◆ **Material for this exercise**

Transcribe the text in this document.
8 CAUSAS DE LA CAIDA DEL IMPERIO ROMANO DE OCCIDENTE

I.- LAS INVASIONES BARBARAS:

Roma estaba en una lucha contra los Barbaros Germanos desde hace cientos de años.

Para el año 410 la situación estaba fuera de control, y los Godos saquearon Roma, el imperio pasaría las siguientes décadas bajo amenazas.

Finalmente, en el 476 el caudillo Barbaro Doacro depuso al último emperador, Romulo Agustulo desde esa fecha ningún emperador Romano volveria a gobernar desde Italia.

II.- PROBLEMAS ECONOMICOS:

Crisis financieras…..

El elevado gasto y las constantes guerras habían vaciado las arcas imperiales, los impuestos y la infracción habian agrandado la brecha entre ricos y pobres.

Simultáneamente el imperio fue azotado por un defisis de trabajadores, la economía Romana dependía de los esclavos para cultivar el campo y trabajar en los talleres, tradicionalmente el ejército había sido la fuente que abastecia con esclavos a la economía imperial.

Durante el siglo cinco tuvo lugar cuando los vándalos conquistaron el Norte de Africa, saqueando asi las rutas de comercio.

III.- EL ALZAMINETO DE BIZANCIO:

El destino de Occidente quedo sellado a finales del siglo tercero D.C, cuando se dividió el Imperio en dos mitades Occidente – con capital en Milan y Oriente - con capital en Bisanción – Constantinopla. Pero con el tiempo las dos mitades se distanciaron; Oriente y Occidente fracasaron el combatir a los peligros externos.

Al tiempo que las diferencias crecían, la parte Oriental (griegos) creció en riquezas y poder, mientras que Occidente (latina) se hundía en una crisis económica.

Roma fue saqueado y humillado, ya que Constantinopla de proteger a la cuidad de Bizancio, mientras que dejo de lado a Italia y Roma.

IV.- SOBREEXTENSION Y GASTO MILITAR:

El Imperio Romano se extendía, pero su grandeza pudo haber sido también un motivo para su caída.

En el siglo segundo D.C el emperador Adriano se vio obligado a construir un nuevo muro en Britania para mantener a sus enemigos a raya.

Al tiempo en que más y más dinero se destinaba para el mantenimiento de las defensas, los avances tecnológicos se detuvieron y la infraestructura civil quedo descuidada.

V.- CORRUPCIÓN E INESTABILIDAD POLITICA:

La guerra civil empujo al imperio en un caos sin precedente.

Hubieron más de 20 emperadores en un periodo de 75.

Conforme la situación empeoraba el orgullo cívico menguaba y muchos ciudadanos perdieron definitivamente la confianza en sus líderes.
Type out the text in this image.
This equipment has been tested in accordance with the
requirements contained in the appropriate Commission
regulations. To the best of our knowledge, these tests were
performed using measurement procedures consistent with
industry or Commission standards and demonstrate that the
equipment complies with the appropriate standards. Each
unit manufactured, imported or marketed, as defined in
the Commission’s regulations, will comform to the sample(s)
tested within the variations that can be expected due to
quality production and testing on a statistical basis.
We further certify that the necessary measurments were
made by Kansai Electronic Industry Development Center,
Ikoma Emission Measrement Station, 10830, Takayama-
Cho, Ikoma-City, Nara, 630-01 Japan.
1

◆ **Exercise brief**
Repeat, word for word, every line from the line that contains "Type out the text in this image." to the end of the entries; include both of those lines and no others.

◆ **Worked solution**
Type out the text in this image.
This equipment has been tested in accordance with the
requirements contained in the appropriate Commission
regulations. To the best of our knowledge, these tests were
performed using measurement procedures consistent with
industry or Commission standards and demonstrate that the
equipment complies with the appropriate standards. Each
unit manufactured, imported or marketed, as defined in
the Commission’s regulations, will comform to the sample(s)
tested within the variations that can be expected due to
quality production and testing on a statistical basis.
We further certify that the necessary measurments were
made by Kansai Electronic Industry Development Center,
Ikoma Emission Measrement Station, 10830, Takayama-
Cho, Ikoma-City, Nara, 630-01 Japan.
1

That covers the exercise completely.